Data excerpts:
++++
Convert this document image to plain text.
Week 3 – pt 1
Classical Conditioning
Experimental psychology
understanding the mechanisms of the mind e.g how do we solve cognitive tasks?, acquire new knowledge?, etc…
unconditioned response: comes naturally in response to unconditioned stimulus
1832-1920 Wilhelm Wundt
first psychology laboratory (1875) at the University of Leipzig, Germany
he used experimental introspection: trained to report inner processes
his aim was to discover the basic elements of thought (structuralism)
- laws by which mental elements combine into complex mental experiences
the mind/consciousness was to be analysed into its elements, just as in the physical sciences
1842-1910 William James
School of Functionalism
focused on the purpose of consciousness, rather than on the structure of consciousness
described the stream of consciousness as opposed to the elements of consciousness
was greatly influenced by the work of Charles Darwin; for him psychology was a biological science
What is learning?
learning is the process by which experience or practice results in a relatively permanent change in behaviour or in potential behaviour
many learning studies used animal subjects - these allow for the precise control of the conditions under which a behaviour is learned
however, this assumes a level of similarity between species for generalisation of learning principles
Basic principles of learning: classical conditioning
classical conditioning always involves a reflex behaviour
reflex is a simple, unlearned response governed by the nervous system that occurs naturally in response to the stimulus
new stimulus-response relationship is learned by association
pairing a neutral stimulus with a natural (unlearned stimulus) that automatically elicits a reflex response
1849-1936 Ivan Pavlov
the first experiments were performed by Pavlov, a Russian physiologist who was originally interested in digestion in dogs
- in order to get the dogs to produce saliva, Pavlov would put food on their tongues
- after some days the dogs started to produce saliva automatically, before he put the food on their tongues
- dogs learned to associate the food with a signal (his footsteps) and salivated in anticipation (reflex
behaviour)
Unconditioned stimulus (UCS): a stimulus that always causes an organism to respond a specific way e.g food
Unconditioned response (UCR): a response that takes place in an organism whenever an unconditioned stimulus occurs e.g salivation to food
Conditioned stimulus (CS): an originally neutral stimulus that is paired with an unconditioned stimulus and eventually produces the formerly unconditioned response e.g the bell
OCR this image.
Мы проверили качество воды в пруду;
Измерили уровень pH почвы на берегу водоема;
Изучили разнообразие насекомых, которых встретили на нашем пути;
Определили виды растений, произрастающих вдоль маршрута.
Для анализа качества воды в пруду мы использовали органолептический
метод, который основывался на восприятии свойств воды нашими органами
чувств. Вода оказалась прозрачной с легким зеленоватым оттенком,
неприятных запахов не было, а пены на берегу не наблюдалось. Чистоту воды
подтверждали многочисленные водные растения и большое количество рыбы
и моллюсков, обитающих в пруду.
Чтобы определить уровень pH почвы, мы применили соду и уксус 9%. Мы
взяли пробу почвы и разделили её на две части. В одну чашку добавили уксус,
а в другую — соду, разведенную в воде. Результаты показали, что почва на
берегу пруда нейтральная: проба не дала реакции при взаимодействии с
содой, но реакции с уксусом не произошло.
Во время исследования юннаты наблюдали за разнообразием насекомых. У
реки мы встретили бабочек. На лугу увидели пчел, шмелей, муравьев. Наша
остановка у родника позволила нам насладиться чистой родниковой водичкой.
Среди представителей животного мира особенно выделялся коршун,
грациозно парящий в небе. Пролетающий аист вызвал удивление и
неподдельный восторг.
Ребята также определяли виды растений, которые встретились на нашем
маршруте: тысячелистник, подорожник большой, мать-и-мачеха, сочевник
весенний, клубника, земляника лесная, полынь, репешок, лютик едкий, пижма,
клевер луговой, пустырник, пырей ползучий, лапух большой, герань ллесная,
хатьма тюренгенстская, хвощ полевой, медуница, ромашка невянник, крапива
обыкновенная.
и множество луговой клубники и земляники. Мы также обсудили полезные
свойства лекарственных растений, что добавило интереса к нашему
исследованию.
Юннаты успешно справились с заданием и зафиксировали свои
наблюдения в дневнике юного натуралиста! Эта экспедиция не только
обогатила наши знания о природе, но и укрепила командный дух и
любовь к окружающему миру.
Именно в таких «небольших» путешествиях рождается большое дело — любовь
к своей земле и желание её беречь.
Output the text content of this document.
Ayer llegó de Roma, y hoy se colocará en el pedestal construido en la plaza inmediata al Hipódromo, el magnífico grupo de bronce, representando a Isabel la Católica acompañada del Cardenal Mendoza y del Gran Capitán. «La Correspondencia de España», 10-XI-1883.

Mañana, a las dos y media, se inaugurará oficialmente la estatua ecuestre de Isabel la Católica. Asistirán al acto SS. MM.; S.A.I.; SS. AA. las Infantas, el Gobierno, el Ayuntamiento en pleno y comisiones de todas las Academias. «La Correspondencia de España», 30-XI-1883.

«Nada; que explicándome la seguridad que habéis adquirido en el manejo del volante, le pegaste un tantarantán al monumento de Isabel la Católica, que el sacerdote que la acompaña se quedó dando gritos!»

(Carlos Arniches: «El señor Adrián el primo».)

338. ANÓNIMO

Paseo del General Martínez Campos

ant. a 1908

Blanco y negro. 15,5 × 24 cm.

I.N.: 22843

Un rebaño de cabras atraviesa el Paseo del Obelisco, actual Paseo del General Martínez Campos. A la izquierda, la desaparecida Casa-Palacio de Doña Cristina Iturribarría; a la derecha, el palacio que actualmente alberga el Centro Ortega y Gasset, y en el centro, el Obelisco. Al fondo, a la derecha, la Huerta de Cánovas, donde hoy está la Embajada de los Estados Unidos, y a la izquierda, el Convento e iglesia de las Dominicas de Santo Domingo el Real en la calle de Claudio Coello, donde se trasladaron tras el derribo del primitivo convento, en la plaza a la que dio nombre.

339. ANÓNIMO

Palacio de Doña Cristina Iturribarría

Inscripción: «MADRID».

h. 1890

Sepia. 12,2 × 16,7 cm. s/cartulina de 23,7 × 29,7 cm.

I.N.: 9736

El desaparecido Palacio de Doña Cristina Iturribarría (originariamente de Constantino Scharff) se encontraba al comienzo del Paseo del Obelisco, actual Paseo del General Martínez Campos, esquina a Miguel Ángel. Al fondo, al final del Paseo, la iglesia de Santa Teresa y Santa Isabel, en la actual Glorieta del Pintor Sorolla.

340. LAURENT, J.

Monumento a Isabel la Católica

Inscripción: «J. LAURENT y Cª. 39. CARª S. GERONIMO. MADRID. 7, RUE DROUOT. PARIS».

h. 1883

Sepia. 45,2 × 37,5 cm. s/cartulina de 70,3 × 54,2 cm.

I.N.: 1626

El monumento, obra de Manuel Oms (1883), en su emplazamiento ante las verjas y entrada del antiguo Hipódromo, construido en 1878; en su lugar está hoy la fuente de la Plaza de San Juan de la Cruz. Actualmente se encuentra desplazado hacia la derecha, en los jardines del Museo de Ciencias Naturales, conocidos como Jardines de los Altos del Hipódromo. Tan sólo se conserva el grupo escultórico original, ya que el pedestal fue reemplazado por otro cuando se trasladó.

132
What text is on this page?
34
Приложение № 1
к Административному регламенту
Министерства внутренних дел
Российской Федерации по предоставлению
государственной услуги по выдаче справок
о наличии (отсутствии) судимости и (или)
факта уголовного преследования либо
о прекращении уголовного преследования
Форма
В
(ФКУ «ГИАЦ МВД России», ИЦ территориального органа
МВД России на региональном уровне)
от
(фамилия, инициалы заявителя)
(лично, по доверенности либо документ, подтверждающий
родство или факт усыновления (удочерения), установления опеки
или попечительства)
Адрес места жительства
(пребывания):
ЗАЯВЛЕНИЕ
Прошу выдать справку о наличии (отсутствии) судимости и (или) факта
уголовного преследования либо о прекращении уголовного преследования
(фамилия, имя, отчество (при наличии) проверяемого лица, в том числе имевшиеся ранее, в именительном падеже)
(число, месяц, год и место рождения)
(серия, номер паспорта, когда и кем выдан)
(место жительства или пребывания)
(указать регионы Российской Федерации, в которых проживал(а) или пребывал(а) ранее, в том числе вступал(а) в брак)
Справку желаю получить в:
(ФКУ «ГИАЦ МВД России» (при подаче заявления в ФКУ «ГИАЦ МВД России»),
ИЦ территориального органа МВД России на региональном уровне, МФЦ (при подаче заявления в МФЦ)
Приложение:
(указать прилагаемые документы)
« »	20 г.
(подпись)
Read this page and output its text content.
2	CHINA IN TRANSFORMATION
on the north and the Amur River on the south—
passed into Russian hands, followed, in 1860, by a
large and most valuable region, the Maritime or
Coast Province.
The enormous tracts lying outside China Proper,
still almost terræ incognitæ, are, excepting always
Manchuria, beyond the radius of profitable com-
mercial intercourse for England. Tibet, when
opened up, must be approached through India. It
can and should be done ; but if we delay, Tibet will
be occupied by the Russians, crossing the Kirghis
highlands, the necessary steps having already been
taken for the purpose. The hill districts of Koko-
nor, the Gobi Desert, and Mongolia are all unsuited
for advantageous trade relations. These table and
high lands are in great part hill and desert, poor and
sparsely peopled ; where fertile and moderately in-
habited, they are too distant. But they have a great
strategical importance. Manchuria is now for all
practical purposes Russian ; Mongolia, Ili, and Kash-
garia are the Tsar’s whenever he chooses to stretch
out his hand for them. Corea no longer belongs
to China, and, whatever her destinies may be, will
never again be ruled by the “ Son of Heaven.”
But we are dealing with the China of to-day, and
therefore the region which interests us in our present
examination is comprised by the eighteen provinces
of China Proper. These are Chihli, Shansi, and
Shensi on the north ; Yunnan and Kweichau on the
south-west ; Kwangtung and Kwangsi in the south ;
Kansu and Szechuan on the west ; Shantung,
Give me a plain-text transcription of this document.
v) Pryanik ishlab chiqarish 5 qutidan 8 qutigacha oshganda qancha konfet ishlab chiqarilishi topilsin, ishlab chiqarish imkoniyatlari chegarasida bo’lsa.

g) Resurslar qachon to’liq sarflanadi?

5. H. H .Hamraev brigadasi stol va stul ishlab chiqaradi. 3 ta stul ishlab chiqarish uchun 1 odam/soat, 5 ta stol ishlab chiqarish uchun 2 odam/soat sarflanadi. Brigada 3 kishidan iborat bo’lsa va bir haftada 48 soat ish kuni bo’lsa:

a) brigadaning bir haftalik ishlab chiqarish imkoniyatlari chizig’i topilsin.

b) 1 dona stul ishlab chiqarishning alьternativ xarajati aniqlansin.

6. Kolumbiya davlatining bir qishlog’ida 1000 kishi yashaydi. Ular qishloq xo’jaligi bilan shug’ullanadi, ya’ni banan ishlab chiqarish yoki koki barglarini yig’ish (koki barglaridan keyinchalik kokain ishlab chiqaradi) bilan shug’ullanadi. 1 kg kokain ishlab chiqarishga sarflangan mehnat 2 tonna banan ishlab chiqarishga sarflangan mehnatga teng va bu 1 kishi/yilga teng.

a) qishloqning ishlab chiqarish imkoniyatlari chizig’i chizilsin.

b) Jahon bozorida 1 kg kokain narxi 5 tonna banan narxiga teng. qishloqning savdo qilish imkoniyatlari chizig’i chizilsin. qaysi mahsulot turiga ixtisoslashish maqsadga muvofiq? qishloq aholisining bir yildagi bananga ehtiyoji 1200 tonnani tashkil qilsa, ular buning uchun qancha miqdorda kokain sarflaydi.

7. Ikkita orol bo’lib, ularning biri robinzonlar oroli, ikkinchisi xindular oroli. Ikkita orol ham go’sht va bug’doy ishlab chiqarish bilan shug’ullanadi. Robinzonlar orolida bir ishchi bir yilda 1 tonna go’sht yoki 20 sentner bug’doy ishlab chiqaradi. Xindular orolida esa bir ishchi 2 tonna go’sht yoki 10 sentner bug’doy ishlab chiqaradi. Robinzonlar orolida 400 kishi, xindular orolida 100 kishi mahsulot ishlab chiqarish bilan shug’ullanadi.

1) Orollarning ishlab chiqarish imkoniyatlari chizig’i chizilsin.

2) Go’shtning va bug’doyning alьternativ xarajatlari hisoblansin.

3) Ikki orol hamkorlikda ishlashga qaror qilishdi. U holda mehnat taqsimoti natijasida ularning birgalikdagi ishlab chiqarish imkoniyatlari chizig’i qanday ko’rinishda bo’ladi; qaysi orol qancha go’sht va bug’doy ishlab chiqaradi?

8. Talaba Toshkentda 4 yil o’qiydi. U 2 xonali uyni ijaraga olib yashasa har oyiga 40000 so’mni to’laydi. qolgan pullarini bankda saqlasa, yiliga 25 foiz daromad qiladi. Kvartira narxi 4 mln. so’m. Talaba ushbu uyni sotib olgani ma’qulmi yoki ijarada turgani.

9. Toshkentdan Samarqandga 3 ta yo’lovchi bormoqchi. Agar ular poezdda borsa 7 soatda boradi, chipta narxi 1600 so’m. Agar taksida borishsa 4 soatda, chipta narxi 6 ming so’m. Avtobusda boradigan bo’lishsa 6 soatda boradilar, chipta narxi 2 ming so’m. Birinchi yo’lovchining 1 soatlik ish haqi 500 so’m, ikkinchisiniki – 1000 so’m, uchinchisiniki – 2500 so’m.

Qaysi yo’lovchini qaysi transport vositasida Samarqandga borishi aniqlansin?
++++
Short task:
Scan the records above for the string "прекращении", then select every line that holds it.

Answer to the exercise:
о прекращении уголовного преследования
уголовного преследования либо о прекращении уголовного преследования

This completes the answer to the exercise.